EXERCISE.
State how many lines of the records contain the string "SWIR". Give the number alone.

LISTED ENTRIES.
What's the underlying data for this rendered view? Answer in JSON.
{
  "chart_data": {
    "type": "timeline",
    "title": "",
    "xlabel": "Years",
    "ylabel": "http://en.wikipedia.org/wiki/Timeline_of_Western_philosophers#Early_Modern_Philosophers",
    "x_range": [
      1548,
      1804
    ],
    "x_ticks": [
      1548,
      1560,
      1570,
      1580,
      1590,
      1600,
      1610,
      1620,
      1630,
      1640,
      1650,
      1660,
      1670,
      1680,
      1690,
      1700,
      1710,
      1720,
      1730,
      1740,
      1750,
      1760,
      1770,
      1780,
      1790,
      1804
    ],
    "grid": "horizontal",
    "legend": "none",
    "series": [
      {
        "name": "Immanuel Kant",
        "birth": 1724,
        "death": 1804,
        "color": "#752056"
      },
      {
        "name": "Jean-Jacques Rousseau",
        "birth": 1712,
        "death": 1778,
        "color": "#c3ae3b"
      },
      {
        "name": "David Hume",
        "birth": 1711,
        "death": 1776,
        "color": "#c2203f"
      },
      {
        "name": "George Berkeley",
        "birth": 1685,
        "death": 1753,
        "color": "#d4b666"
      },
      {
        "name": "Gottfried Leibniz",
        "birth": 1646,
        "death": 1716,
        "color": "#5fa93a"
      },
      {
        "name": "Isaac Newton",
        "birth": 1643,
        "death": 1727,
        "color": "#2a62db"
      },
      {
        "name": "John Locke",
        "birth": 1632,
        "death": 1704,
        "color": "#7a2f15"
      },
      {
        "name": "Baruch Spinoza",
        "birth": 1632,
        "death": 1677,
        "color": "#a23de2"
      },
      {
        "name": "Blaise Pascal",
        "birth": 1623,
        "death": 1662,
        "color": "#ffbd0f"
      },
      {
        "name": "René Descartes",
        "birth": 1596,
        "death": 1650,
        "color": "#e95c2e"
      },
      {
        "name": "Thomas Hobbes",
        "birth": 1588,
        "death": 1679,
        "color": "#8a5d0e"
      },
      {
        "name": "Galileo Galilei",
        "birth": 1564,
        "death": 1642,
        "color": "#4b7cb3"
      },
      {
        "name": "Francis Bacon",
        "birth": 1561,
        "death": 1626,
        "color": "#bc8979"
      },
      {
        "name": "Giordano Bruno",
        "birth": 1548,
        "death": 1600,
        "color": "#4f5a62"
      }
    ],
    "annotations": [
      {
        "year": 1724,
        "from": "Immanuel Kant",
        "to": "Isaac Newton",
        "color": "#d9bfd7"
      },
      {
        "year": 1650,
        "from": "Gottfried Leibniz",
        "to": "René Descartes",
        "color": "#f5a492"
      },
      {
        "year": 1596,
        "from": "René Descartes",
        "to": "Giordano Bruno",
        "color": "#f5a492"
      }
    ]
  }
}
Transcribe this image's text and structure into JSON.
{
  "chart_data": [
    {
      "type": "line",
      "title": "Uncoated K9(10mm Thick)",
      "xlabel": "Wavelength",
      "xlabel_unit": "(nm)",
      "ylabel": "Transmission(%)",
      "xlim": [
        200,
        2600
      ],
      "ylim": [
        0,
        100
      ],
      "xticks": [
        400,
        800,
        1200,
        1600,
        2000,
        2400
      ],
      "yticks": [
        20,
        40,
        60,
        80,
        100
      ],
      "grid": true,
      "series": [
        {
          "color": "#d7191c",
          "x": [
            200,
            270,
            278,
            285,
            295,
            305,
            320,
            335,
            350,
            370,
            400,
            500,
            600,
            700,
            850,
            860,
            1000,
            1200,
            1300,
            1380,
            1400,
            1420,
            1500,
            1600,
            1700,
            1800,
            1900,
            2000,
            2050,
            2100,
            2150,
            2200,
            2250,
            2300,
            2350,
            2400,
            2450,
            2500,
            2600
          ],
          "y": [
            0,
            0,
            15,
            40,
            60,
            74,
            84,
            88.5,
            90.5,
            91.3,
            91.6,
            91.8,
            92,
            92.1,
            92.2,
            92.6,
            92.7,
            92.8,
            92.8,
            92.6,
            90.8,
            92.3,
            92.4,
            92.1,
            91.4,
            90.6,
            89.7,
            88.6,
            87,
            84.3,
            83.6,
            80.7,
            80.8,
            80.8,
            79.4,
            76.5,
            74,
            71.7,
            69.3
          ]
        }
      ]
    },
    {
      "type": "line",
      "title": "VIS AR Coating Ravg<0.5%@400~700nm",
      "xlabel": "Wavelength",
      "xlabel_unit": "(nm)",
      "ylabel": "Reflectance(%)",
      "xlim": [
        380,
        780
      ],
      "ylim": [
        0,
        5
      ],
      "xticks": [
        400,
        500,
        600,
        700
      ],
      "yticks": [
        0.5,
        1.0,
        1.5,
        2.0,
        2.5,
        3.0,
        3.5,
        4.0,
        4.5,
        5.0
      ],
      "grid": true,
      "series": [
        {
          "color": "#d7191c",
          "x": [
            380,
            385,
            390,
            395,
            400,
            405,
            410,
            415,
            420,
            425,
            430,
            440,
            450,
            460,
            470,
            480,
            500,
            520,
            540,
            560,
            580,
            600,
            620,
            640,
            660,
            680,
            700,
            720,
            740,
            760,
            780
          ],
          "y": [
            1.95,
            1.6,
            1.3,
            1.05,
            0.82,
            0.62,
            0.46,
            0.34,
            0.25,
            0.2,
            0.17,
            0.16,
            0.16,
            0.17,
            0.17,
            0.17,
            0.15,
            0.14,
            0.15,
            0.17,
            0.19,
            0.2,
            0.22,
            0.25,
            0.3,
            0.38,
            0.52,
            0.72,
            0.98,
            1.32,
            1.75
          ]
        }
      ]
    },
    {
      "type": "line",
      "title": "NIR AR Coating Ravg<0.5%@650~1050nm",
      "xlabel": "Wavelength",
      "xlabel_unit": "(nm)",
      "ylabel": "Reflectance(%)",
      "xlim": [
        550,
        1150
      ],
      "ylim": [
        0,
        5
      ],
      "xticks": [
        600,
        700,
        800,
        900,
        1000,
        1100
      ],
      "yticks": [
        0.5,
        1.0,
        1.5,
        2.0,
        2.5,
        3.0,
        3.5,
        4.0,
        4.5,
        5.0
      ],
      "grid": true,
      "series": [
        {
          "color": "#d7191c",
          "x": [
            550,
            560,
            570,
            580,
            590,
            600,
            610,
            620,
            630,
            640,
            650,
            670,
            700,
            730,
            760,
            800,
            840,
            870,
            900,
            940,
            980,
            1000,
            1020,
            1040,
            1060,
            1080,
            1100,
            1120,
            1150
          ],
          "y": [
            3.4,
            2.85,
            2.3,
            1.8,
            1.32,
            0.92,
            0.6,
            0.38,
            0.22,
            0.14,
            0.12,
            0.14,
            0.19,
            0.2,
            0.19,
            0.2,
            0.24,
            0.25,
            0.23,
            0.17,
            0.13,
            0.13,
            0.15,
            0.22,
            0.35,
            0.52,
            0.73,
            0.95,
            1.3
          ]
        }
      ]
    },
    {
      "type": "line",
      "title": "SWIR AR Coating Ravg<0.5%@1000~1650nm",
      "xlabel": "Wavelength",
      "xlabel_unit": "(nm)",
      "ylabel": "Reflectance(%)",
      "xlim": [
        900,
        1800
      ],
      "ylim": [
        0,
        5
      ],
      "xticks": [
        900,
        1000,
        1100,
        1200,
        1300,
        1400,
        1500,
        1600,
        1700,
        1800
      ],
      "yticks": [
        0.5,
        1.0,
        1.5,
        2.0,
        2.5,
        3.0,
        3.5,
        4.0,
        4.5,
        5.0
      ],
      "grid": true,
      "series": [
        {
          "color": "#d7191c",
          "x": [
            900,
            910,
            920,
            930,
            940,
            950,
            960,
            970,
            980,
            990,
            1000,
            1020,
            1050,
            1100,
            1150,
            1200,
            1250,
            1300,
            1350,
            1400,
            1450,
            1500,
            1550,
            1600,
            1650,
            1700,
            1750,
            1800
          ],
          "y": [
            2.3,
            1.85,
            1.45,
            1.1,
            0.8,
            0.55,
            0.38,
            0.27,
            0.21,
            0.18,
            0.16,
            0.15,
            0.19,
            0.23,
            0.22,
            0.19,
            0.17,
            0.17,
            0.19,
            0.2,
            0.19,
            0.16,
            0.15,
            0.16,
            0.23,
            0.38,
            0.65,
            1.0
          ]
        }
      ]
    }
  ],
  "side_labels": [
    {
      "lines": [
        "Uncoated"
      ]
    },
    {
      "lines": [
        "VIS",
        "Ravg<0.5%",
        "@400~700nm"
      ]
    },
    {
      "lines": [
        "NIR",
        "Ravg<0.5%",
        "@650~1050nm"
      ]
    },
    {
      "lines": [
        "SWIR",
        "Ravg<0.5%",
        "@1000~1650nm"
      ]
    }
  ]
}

ANSWER TO THE EXERCISE.
2